What you should do – Leave the pictures out and print every record below exactly as it stands.

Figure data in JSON
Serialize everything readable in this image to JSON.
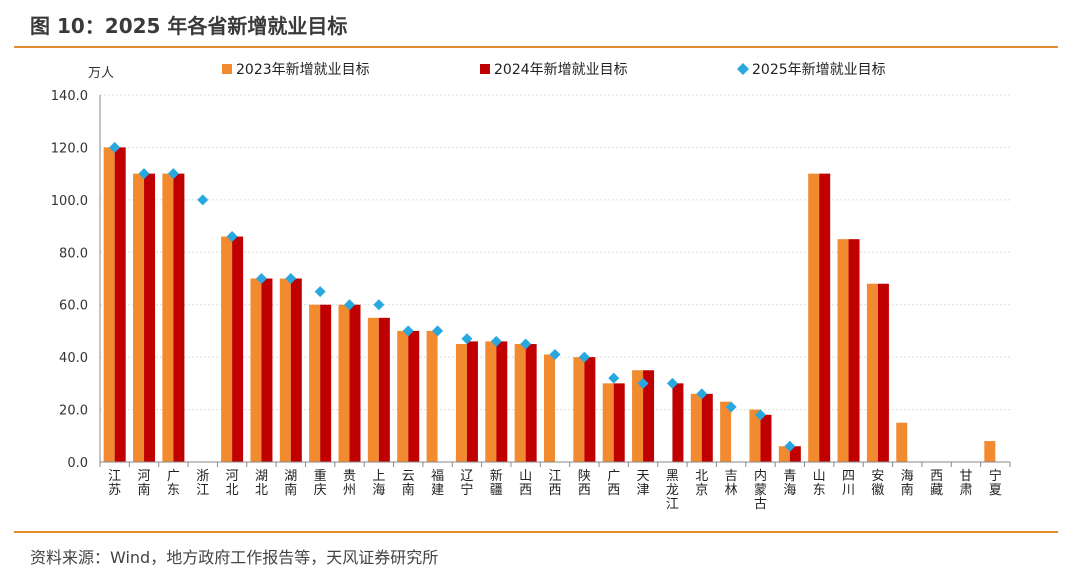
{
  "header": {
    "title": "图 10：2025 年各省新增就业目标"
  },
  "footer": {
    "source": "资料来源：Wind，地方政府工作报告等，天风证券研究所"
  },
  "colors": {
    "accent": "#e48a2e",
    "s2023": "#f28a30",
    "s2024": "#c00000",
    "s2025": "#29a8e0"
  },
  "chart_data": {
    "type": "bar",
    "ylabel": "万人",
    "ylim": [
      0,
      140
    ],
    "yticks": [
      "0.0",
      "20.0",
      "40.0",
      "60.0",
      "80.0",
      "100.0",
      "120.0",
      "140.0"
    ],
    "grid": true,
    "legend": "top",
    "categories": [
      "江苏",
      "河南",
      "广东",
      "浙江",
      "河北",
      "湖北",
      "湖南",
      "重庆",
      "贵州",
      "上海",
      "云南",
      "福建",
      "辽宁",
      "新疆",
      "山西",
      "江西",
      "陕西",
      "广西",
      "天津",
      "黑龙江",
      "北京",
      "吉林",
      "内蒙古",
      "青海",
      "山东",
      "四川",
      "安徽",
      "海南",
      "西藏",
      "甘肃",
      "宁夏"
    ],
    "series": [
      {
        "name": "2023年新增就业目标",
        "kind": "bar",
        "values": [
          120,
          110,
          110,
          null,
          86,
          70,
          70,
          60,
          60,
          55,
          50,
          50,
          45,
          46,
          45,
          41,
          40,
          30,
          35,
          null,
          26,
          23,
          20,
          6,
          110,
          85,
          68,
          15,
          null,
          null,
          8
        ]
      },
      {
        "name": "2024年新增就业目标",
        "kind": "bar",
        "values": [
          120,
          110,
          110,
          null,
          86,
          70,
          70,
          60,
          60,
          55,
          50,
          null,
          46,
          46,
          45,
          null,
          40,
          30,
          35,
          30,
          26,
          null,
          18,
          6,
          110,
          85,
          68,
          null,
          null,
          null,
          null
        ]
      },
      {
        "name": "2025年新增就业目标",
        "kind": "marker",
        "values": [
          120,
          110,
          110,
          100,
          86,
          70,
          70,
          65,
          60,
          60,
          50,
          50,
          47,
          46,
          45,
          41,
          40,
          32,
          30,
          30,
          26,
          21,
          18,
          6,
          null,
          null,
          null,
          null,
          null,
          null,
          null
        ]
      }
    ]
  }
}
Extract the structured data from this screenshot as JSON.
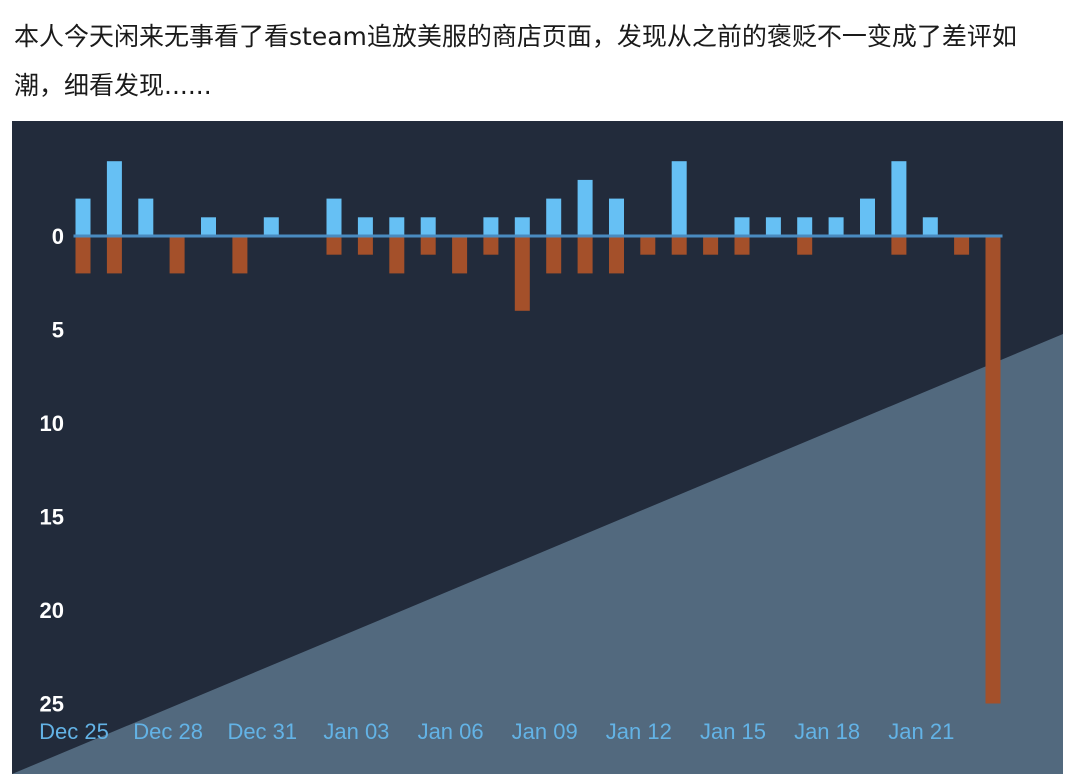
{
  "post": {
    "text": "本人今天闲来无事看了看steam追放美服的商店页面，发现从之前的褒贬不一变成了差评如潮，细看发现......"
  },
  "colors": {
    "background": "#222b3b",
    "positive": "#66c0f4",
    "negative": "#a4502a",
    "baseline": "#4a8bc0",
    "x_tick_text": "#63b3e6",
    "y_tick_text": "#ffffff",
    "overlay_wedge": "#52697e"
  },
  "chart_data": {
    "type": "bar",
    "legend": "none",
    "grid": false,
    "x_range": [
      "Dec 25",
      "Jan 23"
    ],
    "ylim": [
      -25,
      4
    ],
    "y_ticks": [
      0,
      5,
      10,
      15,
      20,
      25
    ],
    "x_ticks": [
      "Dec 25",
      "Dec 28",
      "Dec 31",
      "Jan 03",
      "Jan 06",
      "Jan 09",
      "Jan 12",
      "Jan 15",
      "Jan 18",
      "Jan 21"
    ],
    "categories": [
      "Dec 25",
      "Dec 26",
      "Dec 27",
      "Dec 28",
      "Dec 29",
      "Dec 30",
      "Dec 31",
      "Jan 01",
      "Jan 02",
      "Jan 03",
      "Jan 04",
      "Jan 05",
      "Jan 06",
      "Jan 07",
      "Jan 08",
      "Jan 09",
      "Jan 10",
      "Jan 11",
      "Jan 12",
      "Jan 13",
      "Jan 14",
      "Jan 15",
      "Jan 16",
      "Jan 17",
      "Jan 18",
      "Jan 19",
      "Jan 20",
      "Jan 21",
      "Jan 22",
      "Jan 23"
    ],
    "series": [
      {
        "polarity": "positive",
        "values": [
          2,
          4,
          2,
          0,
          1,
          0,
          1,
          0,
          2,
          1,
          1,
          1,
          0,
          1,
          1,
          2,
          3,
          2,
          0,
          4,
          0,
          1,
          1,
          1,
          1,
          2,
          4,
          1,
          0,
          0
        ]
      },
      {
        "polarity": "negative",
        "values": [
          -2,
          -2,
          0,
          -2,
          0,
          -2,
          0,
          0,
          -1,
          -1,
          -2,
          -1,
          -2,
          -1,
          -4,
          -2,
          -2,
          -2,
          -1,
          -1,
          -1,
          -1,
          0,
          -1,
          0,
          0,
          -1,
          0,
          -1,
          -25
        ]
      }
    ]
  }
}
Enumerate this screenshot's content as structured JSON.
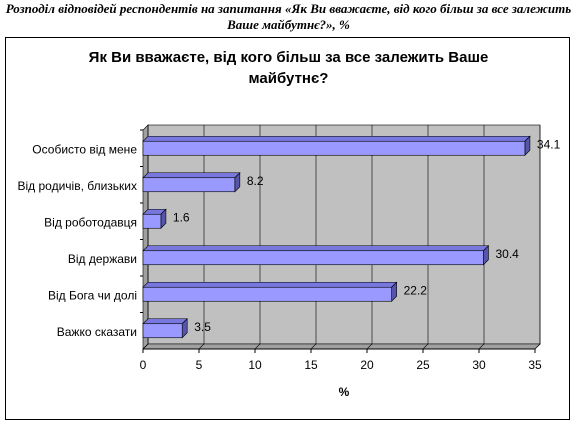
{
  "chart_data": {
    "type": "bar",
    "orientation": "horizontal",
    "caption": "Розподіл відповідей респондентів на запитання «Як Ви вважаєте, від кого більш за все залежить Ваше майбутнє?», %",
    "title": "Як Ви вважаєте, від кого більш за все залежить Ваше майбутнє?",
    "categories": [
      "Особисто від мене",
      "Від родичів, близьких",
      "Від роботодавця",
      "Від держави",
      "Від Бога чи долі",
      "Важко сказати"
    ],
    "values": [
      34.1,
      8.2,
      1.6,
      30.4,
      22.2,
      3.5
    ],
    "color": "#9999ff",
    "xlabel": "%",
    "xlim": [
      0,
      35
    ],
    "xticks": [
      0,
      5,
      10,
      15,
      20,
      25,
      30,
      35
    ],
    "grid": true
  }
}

Task answer –
Serialize everything readable in this image to JSON.
{
  "header": {
    "title": "图 10：2025 年各省新增就业目标"
  },
  "footer": {
    "source": "资料来源：Wind，地方政府工作报告等，天风证券研究所"
  },
  "colors": {
    "accent": "#e48a2e",
    "s2023": "#f28a30",
    "s2024": "#c00000",
    "s2025": "#29a8e0"
  },
  "chart_data": {
    "type": "bar",
    "ylabel": "万人",
    "ylim": [
      0,
      140
    ],
    "yticks": [
      "0.0",
      "20.0",
      "40.0",
      "60.0",
      "80.0",
      "100.0",
      "120.0",
      "140.0"
    ],
    "grid": true,
    "legend": "top",
    "categories": [
      "江苏",
      "河南",
      "广东",
      "浙江",
      "河北",
      "湖北",
      "湖南",
      "重庆",
      "贵州",
      "上海",
      "云南",
      "福建",
      "辽宁",
      "新疆",
      "山西",
      "江西",
      "陕西",
      "广西",
      "天津",
      "黑龙江",
      "北京",
      "吉林",
      "内蒙古",
      "青海",
      "山东",
      "四川",
      "安徽",
      "海南",
      "西藏",
      "甘肃",
      "宁夏"
    ],
    "series": [
      {
        "name": "2023年新增就业目标",
        "kind": "bar",
        "values": [
          120,
          110,
          110,
          null,
          86,
          70,
          70,
          60,
          60,
          55,
          50,
          50,
          45,
          46,
          45,
          41,
          40,
          30,
          35,
          null,
          26,
          23,
          20,
          6,
          110,
          85,
          68,
          15,
          null,
          null,
          8
        ]
      },
      {
        "name": "2024年新增就业目标",
        "kind": "bar",
        "values": [
          120,
          110,
          110,
          null,
          86,
          70,
          70,
          60,
          60,
          55,
          50,
          null,
          46,
          46,
          45,
          null,
          40,
          30,
          35,
          30,
          26,
          null,
          18,
          6,
          110,
          85,
          68,
          null,
          null,
          null,
          null
        ]
      },
      {
        "name": "2025年新增就业目标",
        "kind": "marker",
        "values": [
          120,
          110,
          110,
          100,
          86,
          70,
          70,
          65,
          60,
          60,
          50,
          50,
          47,
          46,
          45,
          41,
          40,
          32,
          30,
          30,
          26,
          21,
          18,
          6,
          null,
          null,
          null,
          null,
          null,
          null,
          null
        ]
      }
    ]
  }
}
Extract the structured data from this screenshot as JSON.
{
  "post": {
    "text": "本人今天闲来无事看了看steam追放美服的商店页面，发现从之前的褒贬不一变成了差评如潮，细看发现......"
  },
  "colors": {
    "background": "#222b3b",
    "positive": "#66c0f4",
    "negative": "#a4502a",
    "baseline": "#4a8bc0",
    "x_tick_text": "#63b3e6",
    "y_tick_text": "#ffffff",
    "overlay_wedge": "#52697e"
  },
  "chart_data": {
    "type": "bar",
    "legend": "none",
    "grid": false,
    "x_range": [
      "Dec 25",
      "Jan 23"
    ],
    "ylim": [
      -25,
      4
    ],
    "y_ticks": [
      0,
      5,
      10,
      15,
      20,
      25
    ],
    "x_ticks": [
      "Dec 25",
      "Dec 28",
      "Dec 31",
      "Jan 03",
      "Jan 06",
      "Jan 09",
      "Jan 12",
      "Jan 15",
      "Jan 18",
      "Jan 21"
    ],
    "categories": [
      "Dec 25",
      "Dec 26",
      "Dec 27",
      "Dec 28",
      "Dec 29",
      "Dec 30",
      "Dec 31",
      "Jan 01",
      "Jan 02",
      "Jan 03",
      "Jan 04",
      "Jan 05",
      "Jan 06",
      "Jan 07",
      "Jan 08",
      "Jan 09",
      "Jan 10",
      "Jan 11",
      "Jan 12",
      "Jan 13",
      "Jan 14",
      "Jan 15",
      "Jan 16",
      "Jan 17",
      "Jan 18",
      "Jan 19",
      "Jan 20",
      "Jan 21",
      "Jan 22",
      "Jan 23"
    ],
    "series": [
      {
        "polarity": "positive",
        "values": [
          2,
          4,
          2,
          0,
          1,
          0,
          1,
          0,
          2,
          1,
          1,
          1,
          0,
          1,
          1,
          2,
          3,
          2,
          0,
          4,
          0,
          1,
          1,
          1,
          1,
          2,
          4,
          1,
          0,
          0
        ]
      },
      {
        "polarity": "negative",
        "values": [
          -2,
          -2,
          0,
          -2,
          0,
          -2,
          0,
          0,
          -1,
          -1,
          -2,
          -1,
          -2,
          -1,
          -4,
          -2,
          -2,
          -2,
          -1,
          -1,
          -1,
          -1,
          0,
          -1,
          0,
          0,
          -1,
          0,
          -1,
          -25
        ]
      }
    ]
  }
}
Enumerate this screenshot's content as structured JSON.
{
  "chart_data": {
    "type": "bar",
    "orientation": "horizontal",
    "caption": "Розподіл відповідей респондентів на запитання «Як Ви вважаєте, від кого більш за все залежить Ваше майбутнє?», %",
    "title": "Як Ви вважаєте, від кого більш за все залежить Ваше майбутнє?",
    "categories": [
      "Особисто від мене",
      "Від родичів, близьких",
      "Від роботодавця",
      "Від держави",
      "Від Бога чи долі",
      "Важко сказати"
    ],
    "values": [
      34.1,
      8.2,
      1.6,
      30.4,
      22.2,
      3.5
    ],
    "color": "#9999ff",
    "xlabel": "%",
    "xlim": [
      0,
      35
    ],
    "xticks": [
      0,
      5,
      10,
      15,
      20,
      25,
      30,
      35
    ],
    "grid": true
  }
}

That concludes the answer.